(Entries from a dataset)
▬▬▬▬▬▬
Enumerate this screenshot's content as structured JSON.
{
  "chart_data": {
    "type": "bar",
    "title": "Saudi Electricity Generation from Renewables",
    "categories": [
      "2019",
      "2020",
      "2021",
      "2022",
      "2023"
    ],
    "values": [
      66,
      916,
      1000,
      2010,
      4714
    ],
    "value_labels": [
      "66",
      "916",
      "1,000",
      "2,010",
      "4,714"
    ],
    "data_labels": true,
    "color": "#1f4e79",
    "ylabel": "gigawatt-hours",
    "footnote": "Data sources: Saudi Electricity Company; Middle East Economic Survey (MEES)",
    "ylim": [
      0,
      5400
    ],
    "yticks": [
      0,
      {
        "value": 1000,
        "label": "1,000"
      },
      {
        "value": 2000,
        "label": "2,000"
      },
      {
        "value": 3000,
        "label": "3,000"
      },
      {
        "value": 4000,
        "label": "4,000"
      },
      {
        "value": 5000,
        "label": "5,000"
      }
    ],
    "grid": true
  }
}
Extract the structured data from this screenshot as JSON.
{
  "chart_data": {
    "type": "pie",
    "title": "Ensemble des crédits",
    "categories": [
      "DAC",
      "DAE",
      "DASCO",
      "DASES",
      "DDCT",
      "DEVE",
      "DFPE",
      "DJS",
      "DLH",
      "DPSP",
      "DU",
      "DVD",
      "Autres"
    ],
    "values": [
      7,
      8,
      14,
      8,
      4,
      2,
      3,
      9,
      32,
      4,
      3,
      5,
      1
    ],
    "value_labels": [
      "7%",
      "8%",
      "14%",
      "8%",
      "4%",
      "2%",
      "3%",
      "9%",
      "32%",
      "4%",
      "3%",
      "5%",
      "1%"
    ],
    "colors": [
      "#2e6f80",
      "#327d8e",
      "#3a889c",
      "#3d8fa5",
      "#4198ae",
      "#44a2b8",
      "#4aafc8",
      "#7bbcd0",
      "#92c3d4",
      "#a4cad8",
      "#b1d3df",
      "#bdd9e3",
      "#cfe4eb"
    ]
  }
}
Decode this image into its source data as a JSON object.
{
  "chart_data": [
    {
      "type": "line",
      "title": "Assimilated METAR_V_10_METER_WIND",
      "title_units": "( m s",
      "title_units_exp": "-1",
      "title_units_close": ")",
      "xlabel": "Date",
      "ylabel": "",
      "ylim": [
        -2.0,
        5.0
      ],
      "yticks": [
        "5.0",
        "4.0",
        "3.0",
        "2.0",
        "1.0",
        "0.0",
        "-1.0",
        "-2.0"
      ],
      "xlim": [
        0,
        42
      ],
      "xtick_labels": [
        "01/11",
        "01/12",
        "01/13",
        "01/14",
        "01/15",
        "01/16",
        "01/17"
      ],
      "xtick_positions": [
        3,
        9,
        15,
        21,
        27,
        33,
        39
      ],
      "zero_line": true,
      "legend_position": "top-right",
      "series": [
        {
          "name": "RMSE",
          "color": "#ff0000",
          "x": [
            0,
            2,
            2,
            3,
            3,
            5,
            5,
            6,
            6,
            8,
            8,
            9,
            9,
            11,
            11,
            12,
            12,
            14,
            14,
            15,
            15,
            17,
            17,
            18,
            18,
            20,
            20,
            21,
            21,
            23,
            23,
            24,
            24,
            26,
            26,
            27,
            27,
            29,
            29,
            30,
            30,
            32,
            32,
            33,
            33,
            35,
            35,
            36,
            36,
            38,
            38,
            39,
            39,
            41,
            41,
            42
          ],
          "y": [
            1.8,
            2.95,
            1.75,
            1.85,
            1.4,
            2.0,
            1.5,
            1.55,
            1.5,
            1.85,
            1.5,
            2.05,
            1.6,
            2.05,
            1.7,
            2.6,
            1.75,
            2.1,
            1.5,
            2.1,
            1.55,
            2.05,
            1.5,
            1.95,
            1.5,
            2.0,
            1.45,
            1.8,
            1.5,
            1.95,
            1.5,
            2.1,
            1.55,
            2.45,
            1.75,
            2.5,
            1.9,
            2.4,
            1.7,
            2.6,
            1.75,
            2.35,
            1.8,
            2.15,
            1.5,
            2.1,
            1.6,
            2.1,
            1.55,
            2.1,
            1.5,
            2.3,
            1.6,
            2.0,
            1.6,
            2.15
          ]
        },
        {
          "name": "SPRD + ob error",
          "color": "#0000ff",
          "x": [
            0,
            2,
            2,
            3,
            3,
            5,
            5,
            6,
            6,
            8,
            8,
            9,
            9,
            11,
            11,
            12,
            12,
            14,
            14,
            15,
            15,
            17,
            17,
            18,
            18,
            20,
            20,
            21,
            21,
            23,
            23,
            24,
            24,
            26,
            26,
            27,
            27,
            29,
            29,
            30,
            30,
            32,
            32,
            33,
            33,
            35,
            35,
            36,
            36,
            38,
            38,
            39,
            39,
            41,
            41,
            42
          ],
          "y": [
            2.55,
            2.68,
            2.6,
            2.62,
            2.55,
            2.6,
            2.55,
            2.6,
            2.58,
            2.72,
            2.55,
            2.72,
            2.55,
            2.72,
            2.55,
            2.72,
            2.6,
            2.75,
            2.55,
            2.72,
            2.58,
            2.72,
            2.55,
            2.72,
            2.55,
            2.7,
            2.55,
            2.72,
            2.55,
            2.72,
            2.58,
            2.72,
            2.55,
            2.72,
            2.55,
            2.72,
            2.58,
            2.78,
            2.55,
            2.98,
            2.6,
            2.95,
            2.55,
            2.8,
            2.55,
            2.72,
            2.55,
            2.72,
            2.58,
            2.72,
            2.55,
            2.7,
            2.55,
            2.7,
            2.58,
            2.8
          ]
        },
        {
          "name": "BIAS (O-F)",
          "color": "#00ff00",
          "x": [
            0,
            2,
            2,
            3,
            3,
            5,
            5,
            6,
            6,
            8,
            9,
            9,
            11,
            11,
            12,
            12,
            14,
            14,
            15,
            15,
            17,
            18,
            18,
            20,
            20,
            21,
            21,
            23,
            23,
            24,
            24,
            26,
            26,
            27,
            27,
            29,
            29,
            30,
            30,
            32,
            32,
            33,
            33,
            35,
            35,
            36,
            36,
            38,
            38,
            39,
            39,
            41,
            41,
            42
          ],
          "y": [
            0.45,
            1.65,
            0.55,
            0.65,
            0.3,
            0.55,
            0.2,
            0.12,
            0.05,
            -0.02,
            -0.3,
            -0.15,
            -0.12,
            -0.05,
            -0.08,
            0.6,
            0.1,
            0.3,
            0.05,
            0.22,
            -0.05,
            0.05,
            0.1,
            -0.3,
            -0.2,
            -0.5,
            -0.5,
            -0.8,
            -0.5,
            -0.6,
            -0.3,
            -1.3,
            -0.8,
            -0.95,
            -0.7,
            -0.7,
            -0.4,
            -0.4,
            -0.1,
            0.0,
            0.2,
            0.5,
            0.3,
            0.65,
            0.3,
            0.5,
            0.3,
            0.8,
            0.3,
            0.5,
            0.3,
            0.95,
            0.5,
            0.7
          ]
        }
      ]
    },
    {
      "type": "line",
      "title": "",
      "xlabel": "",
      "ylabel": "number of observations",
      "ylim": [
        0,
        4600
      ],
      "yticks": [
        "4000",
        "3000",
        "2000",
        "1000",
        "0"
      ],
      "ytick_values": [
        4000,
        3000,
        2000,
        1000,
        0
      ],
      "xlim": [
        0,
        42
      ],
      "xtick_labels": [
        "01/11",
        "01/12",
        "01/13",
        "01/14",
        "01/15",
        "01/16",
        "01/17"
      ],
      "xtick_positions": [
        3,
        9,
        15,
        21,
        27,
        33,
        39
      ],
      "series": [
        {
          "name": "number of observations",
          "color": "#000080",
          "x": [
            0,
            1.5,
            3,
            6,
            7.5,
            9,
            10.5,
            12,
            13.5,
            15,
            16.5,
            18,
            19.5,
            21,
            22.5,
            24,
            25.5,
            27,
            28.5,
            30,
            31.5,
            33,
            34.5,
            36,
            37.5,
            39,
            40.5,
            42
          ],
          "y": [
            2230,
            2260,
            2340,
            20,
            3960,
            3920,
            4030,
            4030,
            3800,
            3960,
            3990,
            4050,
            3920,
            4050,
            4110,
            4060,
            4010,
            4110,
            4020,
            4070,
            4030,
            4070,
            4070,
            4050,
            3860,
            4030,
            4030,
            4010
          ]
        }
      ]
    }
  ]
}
▬▬▬▬▬▬
**YOUR TASK:** Track down every line holding the string "screenshot" and copy it.

**EXERCISE SOLUTION:**
Enumerate this screenshot's content as structured JSON.
Extract the structured data from this screenshot as JSON.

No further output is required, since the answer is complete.